Podane zadanie: Skopiuj wszystkie poniższe wiersze znak po znaku, bez żadnych zmian. Żadnego wiersza nie pomijaj.

__________

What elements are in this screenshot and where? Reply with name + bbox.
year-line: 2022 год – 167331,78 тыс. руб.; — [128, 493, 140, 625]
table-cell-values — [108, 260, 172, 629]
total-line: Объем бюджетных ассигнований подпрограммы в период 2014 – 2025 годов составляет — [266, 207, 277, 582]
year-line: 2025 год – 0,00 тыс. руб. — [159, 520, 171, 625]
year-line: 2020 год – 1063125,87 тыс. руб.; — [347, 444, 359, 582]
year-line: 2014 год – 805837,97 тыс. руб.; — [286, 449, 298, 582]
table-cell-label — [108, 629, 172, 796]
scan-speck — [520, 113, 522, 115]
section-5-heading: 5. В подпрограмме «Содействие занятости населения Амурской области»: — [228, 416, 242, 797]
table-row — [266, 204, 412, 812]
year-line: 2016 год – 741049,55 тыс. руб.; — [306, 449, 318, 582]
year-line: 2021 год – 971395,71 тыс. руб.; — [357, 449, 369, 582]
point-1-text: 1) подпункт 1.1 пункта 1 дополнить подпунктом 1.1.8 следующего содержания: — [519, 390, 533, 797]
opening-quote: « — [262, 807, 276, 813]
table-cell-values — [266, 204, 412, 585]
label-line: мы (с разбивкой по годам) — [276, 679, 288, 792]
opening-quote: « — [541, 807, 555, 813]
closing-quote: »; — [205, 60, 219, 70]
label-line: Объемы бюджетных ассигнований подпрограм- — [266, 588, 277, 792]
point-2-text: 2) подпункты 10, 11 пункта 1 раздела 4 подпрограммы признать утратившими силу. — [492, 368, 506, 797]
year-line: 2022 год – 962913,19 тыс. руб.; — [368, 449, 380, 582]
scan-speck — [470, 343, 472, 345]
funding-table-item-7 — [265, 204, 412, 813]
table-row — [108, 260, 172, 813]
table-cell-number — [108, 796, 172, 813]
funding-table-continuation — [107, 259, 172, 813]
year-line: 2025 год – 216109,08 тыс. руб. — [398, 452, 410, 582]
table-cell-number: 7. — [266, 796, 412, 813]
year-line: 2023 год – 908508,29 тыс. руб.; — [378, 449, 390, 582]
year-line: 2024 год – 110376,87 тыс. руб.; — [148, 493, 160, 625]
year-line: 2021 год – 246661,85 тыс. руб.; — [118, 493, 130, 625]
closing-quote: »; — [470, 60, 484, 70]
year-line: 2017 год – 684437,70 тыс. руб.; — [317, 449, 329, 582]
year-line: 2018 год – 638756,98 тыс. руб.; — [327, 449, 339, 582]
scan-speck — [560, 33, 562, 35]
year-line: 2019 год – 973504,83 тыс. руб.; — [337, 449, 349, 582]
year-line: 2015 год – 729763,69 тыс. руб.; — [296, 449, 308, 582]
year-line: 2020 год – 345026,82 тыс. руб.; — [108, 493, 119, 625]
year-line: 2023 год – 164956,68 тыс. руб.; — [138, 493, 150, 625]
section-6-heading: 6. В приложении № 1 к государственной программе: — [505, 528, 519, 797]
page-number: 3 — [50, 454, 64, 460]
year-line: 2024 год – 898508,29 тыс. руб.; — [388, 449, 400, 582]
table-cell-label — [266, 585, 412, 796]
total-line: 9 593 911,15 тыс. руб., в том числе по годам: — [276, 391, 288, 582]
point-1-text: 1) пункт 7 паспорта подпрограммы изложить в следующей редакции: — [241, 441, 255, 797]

__________

Wynik zadania:
What elements are in this screenshot and where? Reply with name + bbox.
year-line: 2022 год – 167331,78 тыс. руб.; — [128, 493, 140, 625]
table-cell-values — [108, 260, 172, 629]
total-line: Объем бюджетных ассигнований подпрограммы в период 2014 – 2025 годов составляет — [266, 207, 277, 582]
year-line: 2025 год – 0,00 тыс. руб. — [159, 520, 171, 625]
year-line: 2020 год – 1063125,87 тыс. руб.; — [347, 444, 359, 582]
year-line: 2014 год – 805837,97 тыс. руб.; — [286, 449, 298, 582]
table-cell-label — [108, 629, 172, 796]
scan-speck — [520, 113, 522, 115]
section-5-heading: 5. В подпрограмме «Содействие занятости населения Амурской области»: — [228, 416, 242, 797]
table-row — [266, 204, 412, 812]
year-line: 2016 год – 741049,55 тыс. руб.; — [306, 449, 318, 582]
year-line: 2021 год – 971395,71 тыс. руб.; — [357, 449, 369, 582]
point-1-text: 1) подпункт 1.1 пункта 1 дополнить подпунктом 1.1.8 следующего содержания: — [519, 390, 533, 797]
opening-quote: « — [262, 807, 276, 813]
table-cell-values — [266, 204, 412, 585]
label-line: мы (с разбивкой по годам) — [276, 679, 288, 792]
opening-quote: « — [541, 807, 555, 813]
closing-quote: »; — [205, 60, 219, 70]
label-line: Объемы бюджетных ассигнований подпрограм- — [266, 588, 277, 792]
point-2-text: 2) подпункты 10, 11 пункта 1 раздела 4 подпрограммы признать утратившими силу. — [492, 368, 506, 797]
year-line: 2022 год – 962913,19 тыс. руб.; — [368, 449, 380, 582]
scan-speck — [470, 343, 472, 345]
funding-table-item-7 — [265, 204, 412, 813]
table-row — [108, 260, 172, 813]
table-cell-number — [108, 796, 172, 813]
funding-table-continuation — [107, 259, 172, 813]
year-line: 2025 год – 216109,08 тыс. руб. — [398, 452, 410, 582]
table-cell-number: 7. — [266, 796, 412, 813]
year-line: 2023 год – 908508,29 тыс. руб.; — [378, 449, 390, 582]
year-line: 2024 год – 110376,87 тыс. руб.; — [148, 493, 160, 625]
year-line: 2021 год – 246661,85 тыс. руб.; — [118, 493, 130, 625]
closing-quote: »; — [470, 60, 484, 70]
year-line: 2017 год – 684437,70 тыс. руб.; — [317, 449, 329, 582]
year-line: 2018 год – 638756,98 тыс. руб.; — [327, 449, 339, 582]
scan-speck — [560, 33, 562, 35]
year-line: 2019 год – 973504,83 тыс. руб.; — [337, 449, 349, 582]
year-line: 2015 год – 729763,69 тыс. руб.; — [296, 449, 308, 582]
year-line: 2020 год – 345026,82 тыс. руб.; — [108, 493, 119, 625]
year-line: 2023 год – 164956,68 тыс. руб.; — [138, 493, 150, 625]
section-6-heading: 6. В приложении № 1 к государственной программе: — [505, 528, 519, 797]
page-number: 3 — [50, 454, 64, 460]
year-line: 2024 год – 898508,29 тыс. руб.; — [388, 449, 400, 582]
table-cell-label — [266, 585, 412, 796]
total-line: 9 593 911,15 тыс. руб., в том числе по годам: — [276, 391, 288, 582]
point-1-text: 1) пункт 7 паспорта подпрограммы изложить в следующей редакции: — [241, 441, 255, 797]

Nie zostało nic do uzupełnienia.